[Data records]
◆ ◆ ◆ ◆ ◆
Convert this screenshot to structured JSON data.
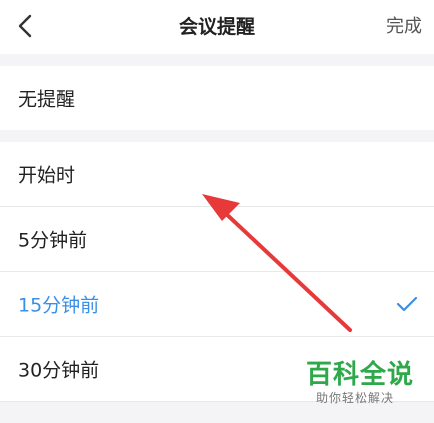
{
  "header": {
    "title": "会议提醒",
    "done_label": "完成"
  },
  "options": [
    {
      "label": "无提醒",
      "selected": false
    },
    {
      "label": "开始时",
      "selected": false
    },
    {
      "label": "5分钟前",
      "selected": false
    },
    {
      "label": "15分钟前",
      "selected": true
    },
    {
      "label": "30分钟前",
      "selected": false
    }
  ],
  "colors": {
    "selected": "#3b8fe6",
    "annotation_arrow": "#e8393a",
    "watermark": "#2ea84a"
  },
  "icons": {
    "back": "chevron-left-icon",
    "selected_mark": "checkmark-icon"
  },
  "watermark": {
    "title": "百科全说",
    "subtitle": "助你轻松解决"
  }
}
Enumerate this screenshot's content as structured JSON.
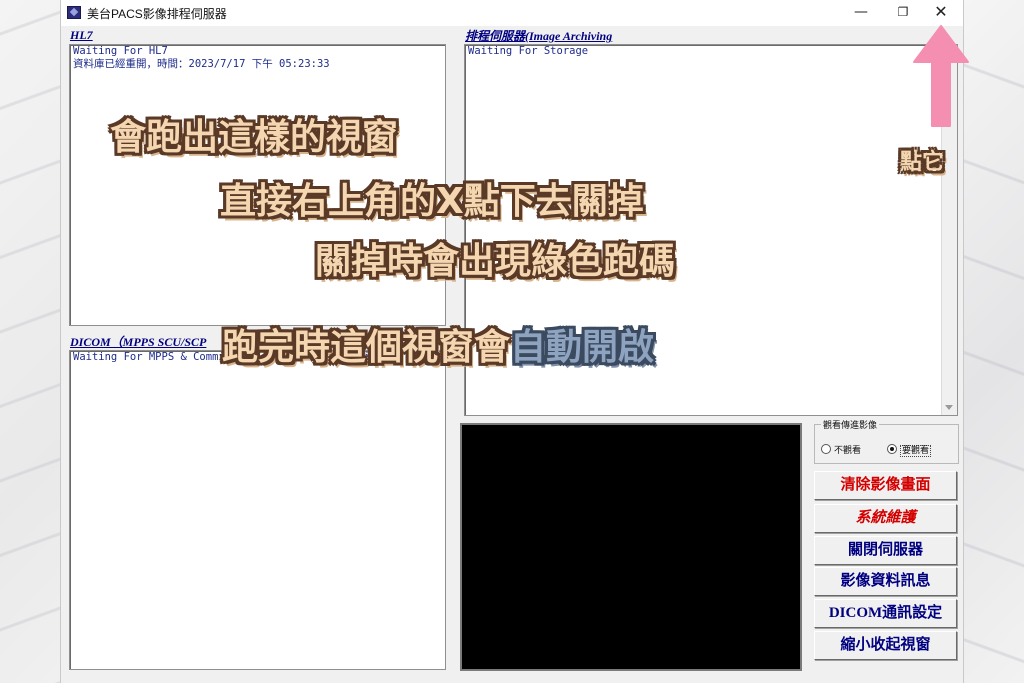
{
  "window": {
    "title": "美台PACS影像排程伺服器",
    "controls": {
      "minimize": "—",
      "maximize": "❐",
      "close": "✕"
    }
  },
  "hl7": {
    "label": "HL7",
    "log": [
      "Waiting For HL7",
      "資料庫已經重開，時間：2023/7/17 下午 05:23:33"
    ]
  },
  "archiving": {
    "label": "排程伺服器(Image Archiving",
    "log": [
      "Waiting For Storage"
    ]
  },
  "dicom": {
    "label": "DICOM（MPPS SCU/SCP",
    "log": [
      "Waiting For MPPS & Commitment another association"
    ]
  },
  "view_group": {
    "title": "觀看傳進影像",
    "options": [
      {
        "label": "不觀看",
        "selected": false
      },
      {
        "label": "要觀看",
        "selected": true
      }
    ]
  },
  "buttons": [
    {
      "label": "清除影像畫面",
      "color": "#d40000",
      "style": "normal"
    },
    {
      "label": "系統維護",
      "color": "#d40000",
      "style": "italic"
    },
    {
      "label": "關閉伺服器",
      "color": "#000080",
      "style": "normal"
    },
    {
      "label": "影像資料訊息",
      "color": "#000080",
      "style": "normal"
    },
    {
      "label": "DICOM通訊設定",
      "color": "#000080",
      "style": "normal"
    },
    {
      "label": "縮小收起視窗",
      "color": "#000080",
      "style": "normal"
    }
  ],
  "overlay": {
    "line1": "會跑出這樣的視窗",
    "line2": "直接右上角的X點下去關掉",
    "line3": "關掉時會出現綠色跑碼",
    "line4_part1": "跑完時這個視窗會",
    "line4_part2": "自動開啟",
    "click_hint": "點它",
    "arrow_color": "#f48fb1"
  }
}
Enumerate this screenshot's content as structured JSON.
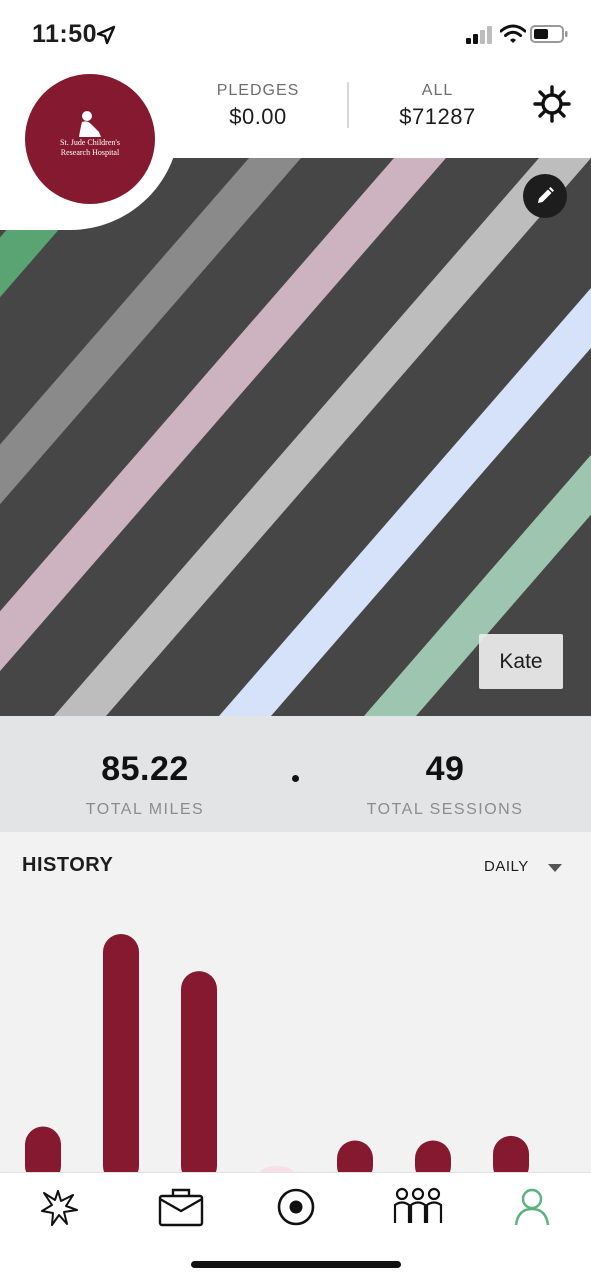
{
  "status_bar": {
    "time": "11:50"
  },
  "header": {
    "pledges_label": "PLEDGES",
    "pledges_value": "$0.00",
    "all_label": "ALL",
    "all_value": "$71287"
  },
  "logo": {
    "line1": "St. Jude Children's",
    "line2": "Research Hospital"
  },
  "hero": {
    "name_tag": "Kate"
  },
  "totals": {
    "miles_value": "85.22",
    "miles_label": "TOTAL MILES",
    "sessions_value": "49",
    "sessions_label": "TOTAL SESSIONS"
  },
  "history": {
    "title": "HISTORY",
    "filter": "DAILY",
    "bar_color": "#85192f"
  },
  "chart_data": {
    "type": "bar",
    "categories": [],
    "values": [
      0.17,
      1.0,
      0.84,
      0.0,
      0.11,
      0.11,
      0.13
    ],
    "title": "HISTORY"
  },
  "tabbar": {
    "items": [
      {
        "icon": "burst-icon",
        "label": ""
      },
      {
        "icon": "briefcase-icon",
        "label": ""
      },
      {
        "icon": "record-icon",
        "label": ""
      },
      {
        "icon": "team-icon",
        "label": ""
      },
      {
        "icon": "profile-icon",
        "label": "",
        "active": true
      }
    ]
  },
  "colors": {
    "brand": "#85192f",
    "hero_bg": "#464646",
    "active_tab": "#5ab37b",
    "stripe_green": "#5aa372",
    "stripe_gray": "#8a8a8a",
    "stripe_pink": "#cdb3bf",
    "stripe_light": "#bdbdbd",
    "stripe_blue": "#d6e2fa",
    "stripe_mint": "#9ec5b0"
  }
}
◆ ◆ ◆ ◆ ◆
Restate the data above word for word. Do not include the images.

Convert this screenshot to structured JSON data.
{
  "header": {
    "title": "会议提醒",
    "done_label": "完成"
  },
  "options": [
    {
      "label": "无提醒",
      "selected": false
    },
    {
      "label": "开始时",
      "selected": false
    },
    {
      "label": "5分钟前",
      "selected": false
    },
    {
      "label": "15分钟前",
      "selected": true
    },
    {
      "label": "30分钟前",
      "selected": false
    }
  ],
  "colors": {
    "selected": "#3b8fe6",
    "annotation_arrow": "#e8393a",
    "watermark": "#2ea84a"
  },
  "icons": {
    "back": "chevron-left-icon",
    "selected_mark": "checkmark-icon"
  },
  "watermark": {
    "title": "百科全说",
    "subtitle": "助你轻松解决"
  }
}
Enumerate this screenshot's content as structured JSON.
{
  "window": {
    "title": "美台PACS影像排程伺服器",
    "controls": {
      "minimize": "—",
      "maximize": "❐",
      "close": "✕"
    }
  },
  "hl7": {
    "label": "HL7",
    "log": [
      "Waiting For HL7",
      "資料庫已經重開，時間：2023/7/17 下午 05:23:33"
    ]
  },
  "archiving": {
    "label": "排程伺服器(Image Archiving",
    "log": [
      "Waiting For Storage"
    ]
  },
  "dicom": {
    "label": "DICOM（MPPS SCU/SCP",
    "log": [
      "Waiting For MPPS & Commitment another association"
    ]
  },
  "view_group": {
    "title": "觀看傳進影像",
    "options": [
      {
        "label": "不觀看",
        "selected": false
      },
      {
        "label": "要觀看",
        "selected": true
      }
    ]
  },
  "buttons": [
    {
      "label": "清除影像畫面",
      "color": "#d40000",
      "style": "normal"
    },
    {
      "label": "系統維護",
      "color": "#d40000",
      "style": "italic"
    },
    {
      "label": "關閉伺服器",
      "color": "#000080",
      "style": "normal"
    },
    {
      "label": "影像資料訊息",
      "color": "#000080",
      "style": "normal"
    },
    {
      "label": "DICOM通訊設定",
      "color": "#000080",
      "style": "normal"
    },
    {
      "label": "縮小收起視窗",
      "color": "#000080",
      "style": "normal"
    }
  ],
  "overlay": {
    "line1": "會跑出這樣的視窗",
    "line2": "直接右上角的X點下去關掉",
    "line3": "關掉時會出現綠色跑碼",
    "line4_part1": "跑完時這個視窗會",
    "line4_part2": "自動開啟",
    "click_hint": "點它",
    "arrow_color": "#f48fb1"
  }
}
Enumerate this screenshot's content as structured JSON.
{
  "status_bar": {
    "time": "11:50"
  },
  "header": {
    "pledges_label": "PLEDGES",
    "pledges_value": "$0.00",
    "all_label": "ALL",
    "all_value": "$71287"
  },
  "logo": {
    "line1": "St. Jude Children's",
    "line2": "Research Hospital"
  },
  "hero": {
    "name_tag": "Kate"
  },
  "totals": {
    "miles_value": "85.22",
    "miles_label": "TOTAL MILES",
    "sessions_value": "49",
    "sessions_label": "TOTAL SESSIONS"
  },
  "history": {
    "title": "HISTORY",
    "filter": "DAILY",
    "bar_color": "#85192f"
  },
  "chart_data": {
    "type": "bar",
    "categories": [],
    "values": [
      0.17,
      1.0,
      0.84,
      0.0,
      0.11,
      0.11,
      0.13
    ],
    "title": "HISTORY"
  },
  "tabbar": {
    "items": [
      {
        "icon": "burst-icon",
        "label": ""
      },
      {
        "icon": "briefcase-icon",
        "label": ""
      },
      {
        "icon": "record-icon",
        "label": ""
      },
      {
        "icon": "team-icon",
        "label": ""
      },
      {
        "icon": "profile-icon",
        "label": "",
        "active": true
      }
    ]
  },
  "colors": {
    "brand": "#85192f",
    "hero_bg": "#464646",
    "active_tab": "#5ab37b",
    "stripe_green": "#5aa372",
    "stripe_gray": "#8a8a8a",
    "stripe_pink": "#cdb3bf",
    "stripe_light": "#bdbdbd",
    "stripe_blue": "#d6e2fa",
    "stripe_mint": "#9ec5b0"
  }
}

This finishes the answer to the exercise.